Tasks ->
1. Return everything in the article on the Vasanthapiriya case from "Allegedly, a group" down to "about any incident.", copied word for word.
2. According to the article on the Vasanthapiriya case, what item was Vasanthapiriya accused of stealing?

In this article
  • A teenager committed suicide after being accused of stealing an iPhone. She denied the theft in her suicide note. 
  • Investigations are ongoing, but certain media wrongfully reported that CCTV footage confirmed that the teen did steal the phone. The police have denied it. 
  • This highlights problems with the local media environment and the public that encourages this behaviour. 

On the 27th of January, news broke that 13-year-old Vasanthapiriya had locked herself inside her room and attempted to hang herself with a shawl. On that day, her teacher had taken Vasanthapiriya home after holding the student responsible for a missing iPhone.

Allegedly, a group of teachers had grilled Vasanthapiriya about the incident, and were said to have confined her for hours.

Vasanthapiriya repeatedly denied having stolen the phone. She’s since passed away from the injuries sustained.

When a tragic incident like Vasanthapiriya’s happens, tensions run high. The situation culminated in the loss of a life, and the public is shaken by the circumstances that led to her demise.

The ongoing case is now under police investigation—a very public one.

The whole proceeding has really highlighted the issues that have been dogging our current media landscape. It’s a cascade from the source to the readers, and all of it has culminated into an unhealthy environment where fake news flourishes.

The Media

How the news media reports facts can influence what we think about any incident.

Almost every news piece you’ve ever read has a certain amount of storytelling that goes into it—this can build up to form a bias. Even if the reporting is strictly on a factual event, the words used, the tone, and even the photos paired up with the headlines can shift perceptions.

Records ->
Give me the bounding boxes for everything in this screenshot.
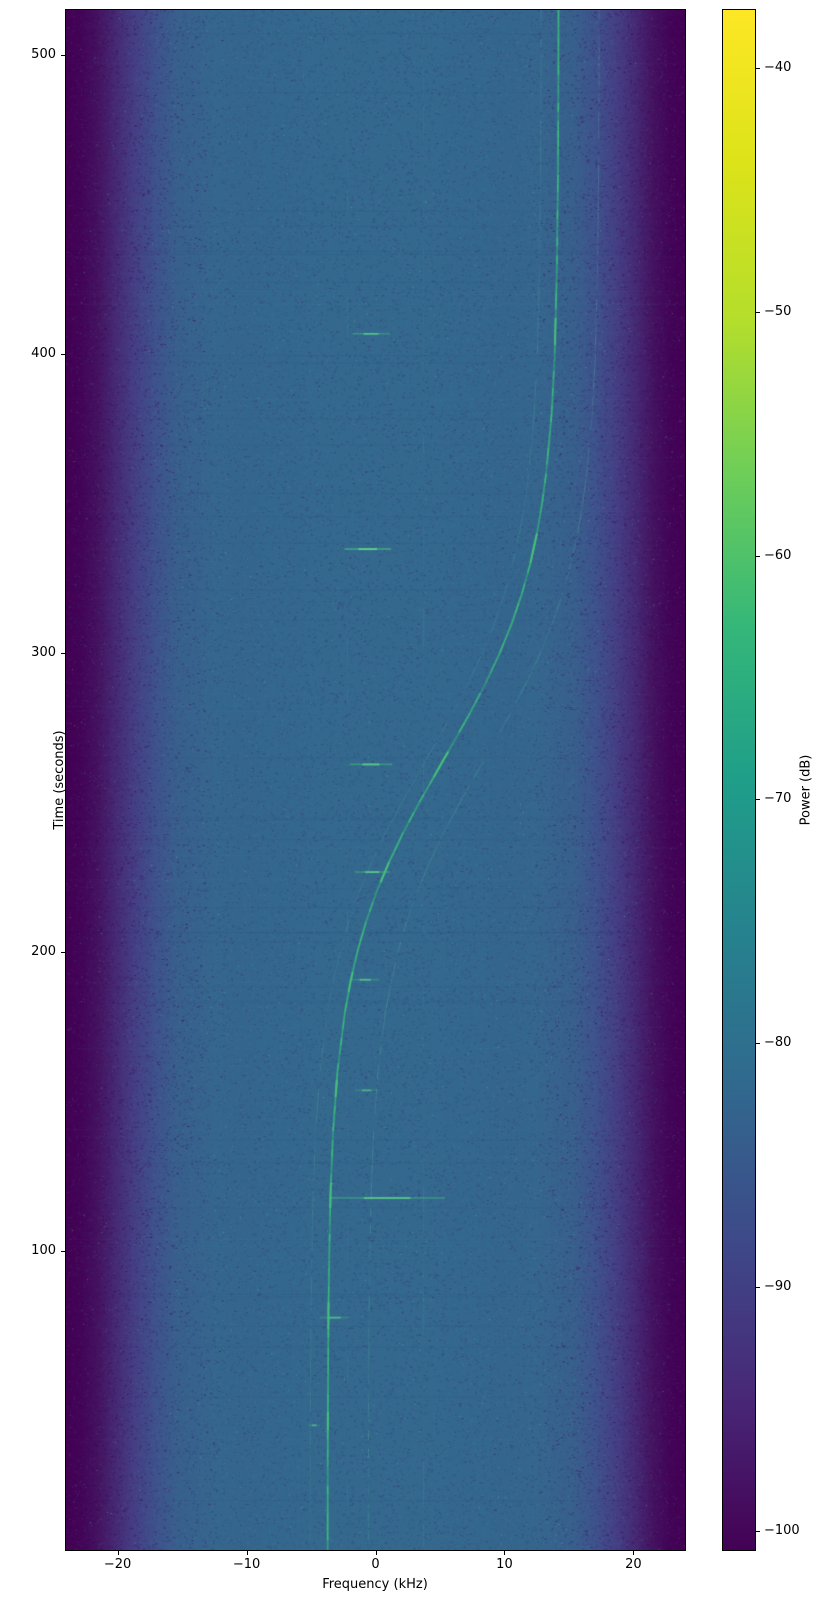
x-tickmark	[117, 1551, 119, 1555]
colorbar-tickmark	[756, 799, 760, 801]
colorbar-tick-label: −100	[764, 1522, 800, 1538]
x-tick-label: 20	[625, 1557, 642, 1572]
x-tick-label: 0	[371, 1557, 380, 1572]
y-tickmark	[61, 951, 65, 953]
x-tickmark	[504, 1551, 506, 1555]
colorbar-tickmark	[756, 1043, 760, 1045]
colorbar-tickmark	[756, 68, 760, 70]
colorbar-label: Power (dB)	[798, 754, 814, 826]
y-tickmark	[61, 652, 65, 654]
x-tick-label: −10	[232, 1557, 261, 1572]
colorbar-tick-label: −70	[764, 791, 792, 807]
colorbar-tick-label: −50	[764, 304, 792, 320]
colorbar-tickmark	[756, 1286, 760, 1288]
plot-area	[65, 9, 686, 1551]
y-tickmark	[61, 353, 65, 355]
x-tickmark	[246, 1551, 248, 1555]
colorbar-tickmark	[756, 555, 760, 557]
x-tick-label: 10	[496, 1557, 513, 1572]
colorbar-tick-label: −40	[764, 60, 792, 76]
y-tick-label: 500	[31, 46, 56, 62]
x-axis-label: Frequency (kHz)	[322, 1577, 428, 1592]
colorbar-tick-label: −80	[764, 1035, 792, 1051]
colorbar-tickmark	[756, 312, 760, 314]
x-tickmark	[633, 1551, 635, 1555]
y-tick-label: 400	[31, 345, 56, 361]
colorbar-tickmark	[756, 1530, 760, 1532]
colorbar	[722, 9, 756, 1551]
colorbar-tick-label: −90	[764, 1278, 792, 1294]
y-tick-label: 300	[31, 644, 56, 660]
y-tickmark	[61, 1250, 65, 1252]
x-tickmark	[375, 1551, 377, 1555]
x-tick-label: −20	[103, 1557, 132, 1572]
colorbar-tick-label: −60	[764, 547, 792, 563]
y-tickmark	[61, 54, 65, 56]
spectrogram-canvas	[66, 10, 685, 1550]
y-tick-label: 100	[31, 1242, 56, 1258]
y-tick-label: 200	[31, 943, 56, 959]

Answers to the exercise ->
1.
Allegedly, a group of teachers had grilled Vasanthapiriya about the incident, and were said to have confined her for hours.

Vasanthapiriya repeatedly denied having stolen the phone. She’s since passed away from the injuries sustained.

When a tragic incident like Vasanthapiriya’s happens, tensions run high. The situation culminated in the loss of a life, and the public is shaken by the circumstances that led to her demise.

The ongoing case is now under police investigation—a very public one.

The whole proceeding has really highlighted the issues that have been dogging our current media landscape. It’s a cascade from the source to the readers, and all of it has culminated into an unhealthy environment where fake news flourishes.

The Media

How the news media reports facts can influence what we think about any incident.

2. An iPhone.